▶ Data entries
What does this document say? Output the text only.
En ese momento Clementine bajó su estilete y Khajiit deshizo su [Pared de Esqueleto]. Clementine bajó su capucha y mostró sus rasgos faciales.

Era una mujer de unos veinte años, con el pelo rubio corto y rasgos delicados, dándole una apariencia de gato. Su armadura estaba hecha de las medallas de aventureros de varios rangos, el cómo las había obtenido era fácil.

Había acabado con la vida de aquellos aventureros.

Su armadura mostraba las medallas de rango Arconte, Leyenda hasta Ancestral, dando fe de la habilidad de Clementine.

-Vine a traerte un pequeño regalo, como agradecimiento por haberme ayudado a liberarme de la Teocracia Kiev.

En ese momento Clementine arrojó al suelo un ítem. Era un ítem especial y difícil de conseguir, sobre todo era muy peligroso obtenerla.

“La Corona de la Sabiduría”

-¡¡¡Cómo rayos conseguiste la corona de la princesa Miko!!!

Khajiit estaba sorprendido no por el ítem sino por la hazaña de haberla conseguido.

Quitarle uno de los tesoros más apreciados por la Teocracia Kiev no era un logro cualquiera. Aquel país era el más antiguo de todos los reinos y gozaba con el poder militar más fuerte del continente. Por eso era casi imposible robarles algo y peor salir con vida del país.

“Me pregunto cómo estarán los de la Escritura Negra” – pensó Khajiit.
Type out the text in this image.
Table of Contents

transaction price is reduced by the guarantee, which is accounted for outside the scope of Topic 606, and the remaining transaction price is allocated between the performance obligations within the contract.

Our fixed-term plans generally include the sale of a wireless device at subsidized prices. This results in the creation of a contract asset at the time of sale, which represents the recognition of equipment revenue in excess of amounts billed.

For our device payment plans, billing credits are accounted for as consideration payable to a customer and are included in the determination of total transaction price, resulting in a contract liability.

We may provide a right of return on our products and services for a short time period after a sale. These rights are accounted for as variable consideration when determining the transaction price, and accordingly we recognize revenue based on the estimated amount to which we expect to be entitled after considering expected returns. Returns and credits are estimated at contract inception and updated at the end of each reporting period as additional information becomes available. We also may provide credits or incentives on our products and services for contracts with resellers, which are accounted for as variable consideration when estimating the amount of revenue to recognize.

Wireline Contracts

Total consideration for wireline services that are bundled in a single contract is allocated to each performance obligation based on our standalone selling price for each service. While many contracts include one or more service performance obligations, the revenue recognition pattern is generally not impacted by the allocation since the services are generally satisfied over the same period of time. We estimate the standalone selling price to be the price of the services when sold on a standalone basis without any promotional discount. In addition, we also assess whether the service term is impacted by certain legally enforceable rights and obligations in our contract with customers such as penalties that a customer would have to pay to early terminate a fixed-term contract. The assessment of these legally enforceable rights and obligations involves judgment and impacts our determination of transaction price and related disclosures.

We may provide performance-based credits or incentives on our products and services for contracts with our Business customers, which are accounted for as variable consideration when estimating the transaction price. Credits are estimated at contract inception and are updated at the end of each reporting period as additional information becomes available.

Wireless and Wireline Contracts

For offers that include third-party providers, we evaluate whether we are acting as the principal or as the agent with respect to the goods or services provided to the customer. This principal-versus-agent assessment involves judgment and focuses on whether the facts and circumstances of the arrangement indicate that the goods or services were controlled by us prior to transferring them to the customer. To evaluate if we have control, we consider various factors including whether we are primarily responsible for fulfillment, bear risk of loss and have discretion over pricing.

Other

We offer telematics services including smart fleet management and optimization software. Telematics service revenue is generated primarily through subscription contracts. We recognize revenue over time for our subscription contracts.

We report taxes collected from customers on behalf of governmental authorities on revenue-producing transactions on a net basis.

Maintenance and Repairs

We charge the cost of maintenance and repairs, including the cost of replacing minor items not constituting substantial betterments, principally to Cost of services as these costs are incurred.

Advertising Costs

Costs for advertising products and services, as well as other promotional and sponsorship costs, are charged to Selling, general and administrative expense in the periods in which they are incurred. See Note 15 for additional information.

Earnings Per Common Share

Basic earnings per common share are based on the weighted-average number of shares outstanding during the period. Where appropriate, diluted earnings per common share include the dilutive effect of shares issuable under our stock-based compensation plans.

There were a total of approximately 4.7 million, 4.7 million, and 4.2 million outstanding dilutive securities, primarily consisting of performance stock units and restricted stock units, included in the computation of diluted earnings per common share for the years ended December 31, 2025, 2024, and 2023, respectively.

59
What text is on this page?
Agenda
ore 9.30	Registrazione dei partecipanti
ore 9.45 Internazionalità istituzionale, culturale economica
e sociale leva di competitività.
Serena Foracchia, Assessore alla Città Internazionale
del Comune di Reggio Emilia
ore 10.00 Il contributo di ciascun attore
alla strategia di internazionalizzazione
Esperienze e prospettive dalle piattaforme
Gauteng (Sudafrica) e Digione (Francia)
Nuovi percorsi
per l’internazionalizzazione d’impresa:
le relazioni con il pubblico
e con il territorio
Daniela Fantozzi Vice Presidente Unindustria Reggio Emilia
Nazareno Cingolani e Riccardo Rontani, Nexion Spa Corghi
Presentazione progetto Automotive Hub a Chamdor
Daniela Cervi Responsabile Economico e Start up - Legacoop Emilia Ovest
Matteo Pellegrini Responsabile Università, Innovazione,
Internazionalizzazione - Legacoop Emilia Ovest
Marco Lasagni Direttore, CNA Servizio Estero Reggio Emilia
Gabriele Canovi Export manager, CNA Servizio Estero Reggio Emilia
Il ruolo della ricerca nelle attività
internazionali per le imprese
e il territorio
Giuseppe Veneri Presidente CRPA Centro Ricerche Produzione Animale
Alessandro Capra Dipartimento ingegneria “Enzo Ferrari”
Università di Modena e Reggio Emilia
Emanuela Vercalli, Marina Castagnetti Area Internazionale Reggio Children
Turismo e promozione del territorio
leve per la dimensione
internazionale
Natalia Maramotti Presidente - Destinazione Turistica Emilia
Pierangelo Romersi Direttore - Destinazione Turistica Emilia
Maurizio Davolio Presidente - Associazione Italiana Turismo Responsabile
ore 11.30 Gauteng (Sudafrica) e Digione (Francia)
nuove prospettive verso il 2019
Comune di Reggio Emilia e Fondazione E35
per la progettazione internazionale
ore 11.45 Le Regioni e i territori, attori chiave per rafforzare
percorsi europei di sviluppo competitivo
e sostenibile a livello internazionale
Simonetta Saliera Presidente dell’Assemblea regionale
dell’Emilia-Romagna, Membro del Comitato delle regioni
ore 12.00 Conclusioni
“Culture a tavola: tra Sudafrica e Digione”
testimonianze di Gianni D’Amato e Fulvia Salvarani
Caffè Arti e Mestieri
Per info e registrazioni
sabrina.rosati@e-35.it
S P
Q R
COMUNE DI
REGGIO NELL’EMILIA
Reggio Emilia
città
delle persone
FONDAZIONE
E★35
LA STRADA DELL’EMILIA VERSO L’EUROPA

▶ Requirement
Repeat the records above in full, character for character.

▶ Written response
What does this document say? Output the text only.
En ese momento Clementine bajó su estilete y Khajiit deshizo su [Pared de Esqueleto]. Clementine bajó su capucha y mostró sus rasgos faciales.

Era una mujer de unos veinte años, con el pelo rubio corto y rasgos delicados, dándole una apariencia de gato. Su armadura estaba hecha de las medallas de aventureros de varios rangos, el cómo las había obtenido era fácil.

Había acabado con la vida de aquellos aventureros.

Su armadura mostraba las medallas de rango Arconte, Leyenda hasta Ancestral, dando fe de la habilidad de Clementine.

-Vine a traerte un pequeño regalo, como agradecimiento por haberme ayudado a liberarme de la Teocracia Kiev.

En ese momento Clementine arrojó al suelo un ítem. Era un ítem especial y difícil de conseguir, sobre todo era muy peligroso obtenerla.

“La Corona de la Sabiduría”

-¡¡¡Cómo rayos conseguiste la corona de la princesa Miko!!!

Khajiit estaba sorprendido no por el ítem sino por la hazaña de haberla conseguido.

Quitarle uno de los tesoros más apreciados por la Teocracia Kiev no era un logro cualquiera. Aquel país era el más antiguo de todos los reinos y gozaba con el poder militar más fuerte del continente. Por eso era casi imposible robarles algo y peor salir con vida del país.

“Me pregunto cómo estarán los de la Escritura Negra” – pensó Khajiit.
Type out the text in this image.
Table of Contents

transaction price is reduced by the guarantee, which is accounted for outside the scope of Topic 606, and the remaining transaction price is allocated between the performance obligations within the contract.

Our fixed-term plans generally include the sale of a wireless device at subsidized prices. This results in the creation of a contract asset at the time of sale, which represents the recognition of equipment revenue in excess of amounts billed.

For our device payment plans, billing credits are accounted for as consideration payable to a customer and are included in the determination of total transaction price, resulting in a contract liability.

We may provide a right of return on our products and services for a short time period after a sale. These rights are accounted for as variable consideration when determining the transaction price, and accordingly we recognize revenue based on the estimated amount to which we expect to be entitled after considering expected returns. Returns and credits are estimated at contract inception and updated at the end of each reporting period as additional information becomes available. We also may provide credits or incentives on our products and services for contracts with resellers, which are accounted for as variable consideration when estimating the amount of revenue to recognize.

Wireline Contracts

Total consideration for wireline services that are bundled in a single contract is allocated to each performance obligation based on our standalone selling price for each service. While many contracts include one or more service performance obligations, the revenue recognition pattern is generally not impacted by the allocation since the services are generally satisfied over the same period of time. We estimate the standalone selling price to be the price of the services when sold on a standalone basis without any promotional discount. In addition, we also assess whether the service term is impacted by certain legally enforceable rights and obligations in our contract with customers such as penalties that a customer would have to pay to early terminate a fixed-term contract. The assessment of these legally enforceable rights and obligations involves judgment and impacts our determination of transaction price and related disclosures.

We may provide performance-based credits or incentives on our products and services for contracts with our Business customers, which are accounted for as variable consideration when estimating the transaction price. Credits are estimated at contract inception and are updated at the end of each reporting period as additional information becomes available.

Wireless and Wireline Contracts

For offers that include third-party providers, we evaluate whether we are acting as the principal or as the agent with respect to the goods or services provided to the customer. This principal-versus-agent assessment involves judgment and focuses on whether the facts and circumstances of the arrangement indicate that the goods or services were controlled by us prior to transferring them to the customer. To evaluate if we have control, we consider various factors including whether we are primarily responsible for fulfillment, bear risk of loss and have discretion over pricing.

Other

We offer telematics services including smart fleet management and optimization software. Telematics service revenue is generated primarily through subscription contracts. We recognize revenue over time for our subscription contracts.

We report taxes collected from customers on behalf of governmental authorities on revenue-producing transactions on a net basis.

Maintenance and Repairs

We charge the cost of maintenance and repairs, including the cost of replacing minor items not constituting substantial betterments, principally to Cost of services as these costs are incurred.

Advertising Costs

Costs for advertising products and services, as well as other promotional and sponsorship costs, are charged to Selling, general and administrative expense in the periods in which they are incurred. See Note 15 for additional information.

Earnings Per Common Share

Basic earnings per common share are based on the weighted-average number of shares outstanding during the period. Where appropriate, diluted earnings per common share include the dilutive effect of shares issuable under our stock-based compensation plans.

There were a total of approximately 4.7 million, 4.7 million, and 4.2 million outstanding dilutive securities, primarily consisting of performance stock units and restricted stock units, included in the computation of diluted earnings per common share for the years ended December 31, 2025, 2024, and 2023, respectively.

59
What text is on this page?
Agenda
ore 9.30	Registrazione dei partecipanti
ore 9.45 Internazionalità istituzionale, culturale economica
e sociale leva di competitività.
Serena Foracchia, Assessore alla Città Internazionale
del Comune di Reggio Emilia
ore 10.00 Il contributo di ciascun attore
alla strategia di internazionalizzazione
Esperienze e prospettive dalle piattaforme
Gauteng (Sudafrica) e Digione (Francia)
Nuovi percorsi
per l’internazionalizzazione d’impresa:
le relazioni con il pubblico
e con il territorio
Daniela Fantozzi Vice Presidente Unindustria Reggio Emilia
Nazareno Cingolani e Riccardo Rontani, Nexion Spa Corghi
Presentazione progetto Automotive Hub a Chamdor
Daniela Cervi Responsabile Economico e Start up - Legacoop Emilia Ovest
Matteo Pellegrini Responsabile Università, Innovazione,
Internazionalizzazione - Legacoop Emilia Ovest
Marco Lasagni Direttore, CNA Servizio Estero Reggio Emilia
Gabriele Canovi Export manager, CNA Servizio Estero Reggio Emilia
Il ruolo della ricerca nelle attività
internazionali per le imprese
e il territorio
Giuseppe Veneri Presidente CRPA Centro Ricerche Produzione Animale
Alessandro Capra Dipartimento ingegneria “Enzo Ferrari”
Università di Modena e Reggio Emilia
Emanuela Vercalli, Marina Castagnetti Area Internazionale Reggio Children
Turismo e promozione del territorio
leve per la dimensione
internazionale
Natalia Maramotti Presidente - Destinazione Turistica Emilia
Pierangelo Romersi Direttore - Destinazione Turistica Emilia
Maurizio Davolio Presidente - Associazione Italiana Turismo Responsabile
ore 11.30 Gauteng (Sudafrica) e Digione (Francia)
nuove prospettive verso il 2019
Comune di Reggio Emilia e Fondazione E35
per la progettazione internazionale
ore 11.45 Le Regioni e i territori, attori chiave per rafforzare
percorsi europei di sviluppo competitivo
e sostenibile a livello internazionale
Simonetta Saliera Presidente dell’Assemblea regionale
dell’Emilia-Romagna, Membro del Comitato delle regioni
ore 12.00 Conclusioni
“Culture a tavola: tra Sudafrica e Digione”
testimonianze di Gianni D’Amato e Fulvia Salvarani
Caffè Arti e Mestieri
Per info e registrazioni
sabrina.rosati@e-35.it
S P
Q R
COMUNE DI
REGGIO NELL’EMILIA
Reggio Emilia
città
delle persone
FONDAZIONE
E★35
LA STRADA DELL’EMILIA VERSO L’EUROPA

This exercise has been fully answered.